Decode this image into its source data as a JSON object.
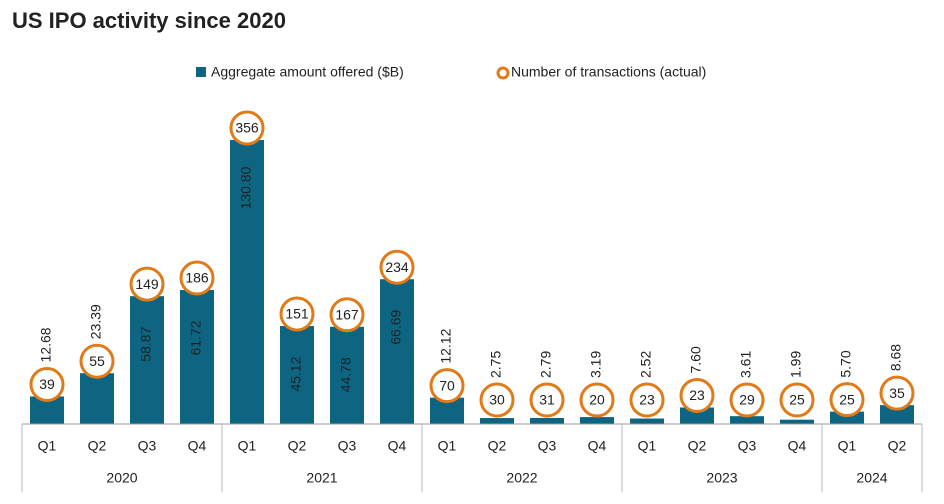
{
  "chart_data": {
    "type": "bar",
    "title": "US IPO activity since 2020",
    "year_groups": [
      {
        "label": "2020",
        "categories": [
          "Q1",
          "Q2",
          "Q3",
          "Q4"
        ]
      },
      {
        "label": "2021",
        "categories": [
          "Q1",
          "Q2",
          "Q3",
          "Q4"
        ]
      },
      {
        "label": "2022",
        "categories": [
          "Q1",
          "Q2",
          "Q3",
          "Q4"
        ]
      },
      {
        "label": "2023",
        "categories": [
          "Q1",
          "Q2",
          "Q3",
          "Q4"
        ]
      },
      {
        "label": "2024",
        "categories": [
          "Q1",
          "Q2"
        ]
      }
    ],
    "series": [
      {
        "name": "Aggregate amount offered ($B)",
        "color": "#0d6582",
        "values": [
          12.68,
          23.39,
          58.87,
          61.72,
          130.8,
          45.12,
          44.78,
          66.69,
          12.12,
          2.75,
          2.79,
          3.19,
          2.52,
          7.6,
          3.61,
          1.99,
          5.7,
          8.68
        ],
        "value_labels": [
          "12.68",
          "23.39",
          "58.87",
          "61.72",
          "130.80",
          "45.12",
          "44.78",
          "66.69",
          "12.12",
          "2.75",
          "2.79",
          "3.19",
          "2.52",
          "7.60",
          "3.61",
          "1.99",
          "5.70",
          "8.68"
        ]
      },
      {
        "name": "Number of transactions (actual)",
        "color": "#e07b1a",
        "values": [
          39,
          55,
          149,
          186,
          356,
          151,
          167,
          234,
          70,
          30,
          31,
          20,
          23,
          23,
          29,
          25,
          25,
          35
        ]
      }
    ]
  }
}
☆ ☆ ☆
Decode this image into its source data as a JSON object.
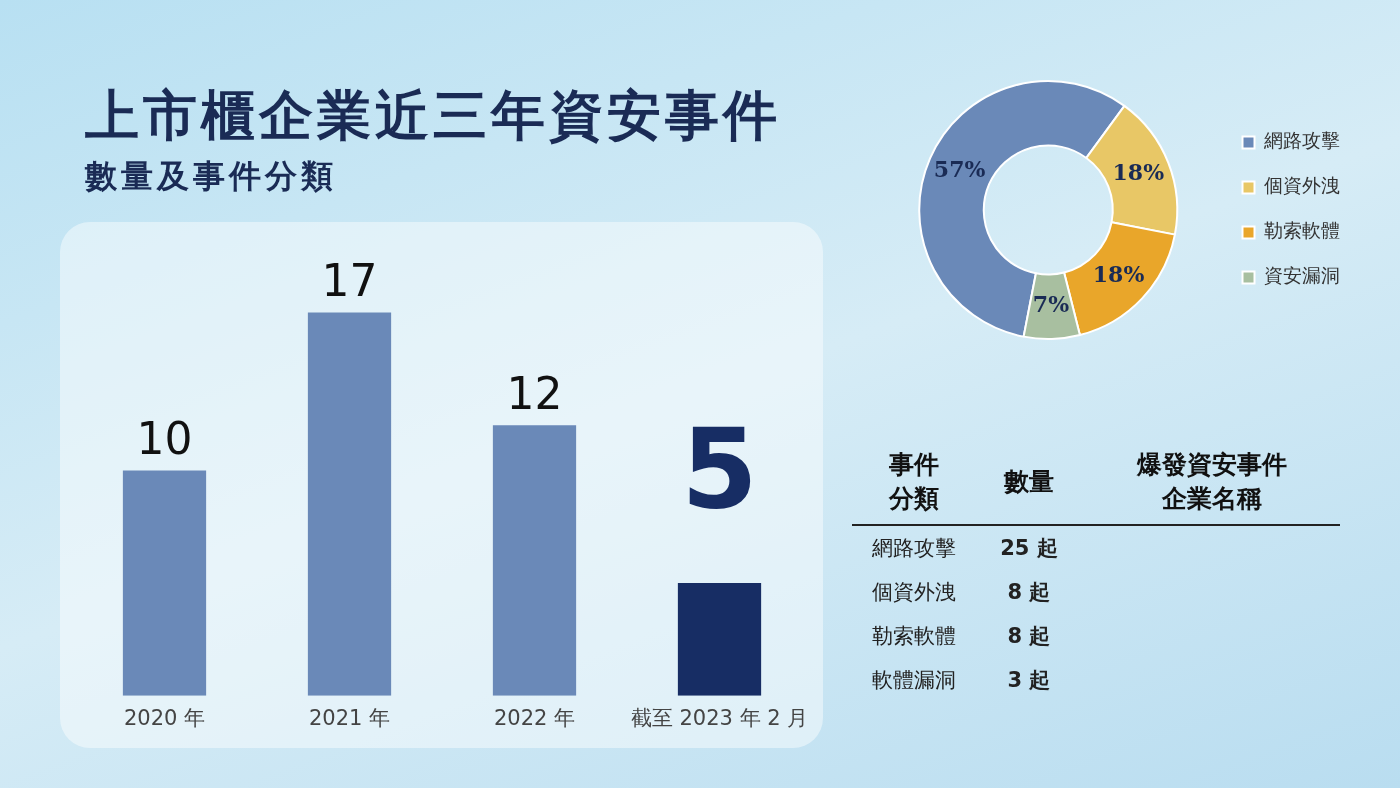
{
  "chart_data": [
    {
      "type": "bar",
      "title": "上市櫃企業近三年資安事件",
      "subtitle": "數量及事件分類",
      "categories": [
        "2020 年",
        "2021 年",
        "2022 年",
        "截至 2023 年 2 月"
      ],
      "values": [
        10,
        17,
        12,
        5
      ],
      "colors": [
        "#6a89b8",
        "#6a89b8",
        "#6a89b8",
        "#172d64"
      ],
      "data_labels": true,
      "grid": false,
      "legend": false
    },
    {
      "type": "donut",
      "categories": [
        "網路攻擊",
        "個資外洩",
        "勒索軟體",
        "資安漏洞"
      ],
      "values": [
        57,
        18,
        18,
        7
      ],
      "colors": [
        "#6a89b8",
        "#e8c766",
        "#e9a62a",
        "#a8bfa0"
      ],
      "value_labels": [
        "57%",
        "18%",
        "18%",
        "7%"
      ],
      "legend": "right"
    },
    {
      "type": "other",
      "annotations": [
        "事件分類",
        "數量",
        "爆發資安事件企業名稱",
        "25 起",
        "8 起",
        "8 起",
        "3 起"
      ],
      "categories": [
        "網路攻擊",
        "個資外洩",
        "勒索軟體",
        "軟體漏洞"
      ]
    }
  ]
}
☆ ☆ ☆
Tell how many lines in the material contain the word "name". Only the number is wanted.

2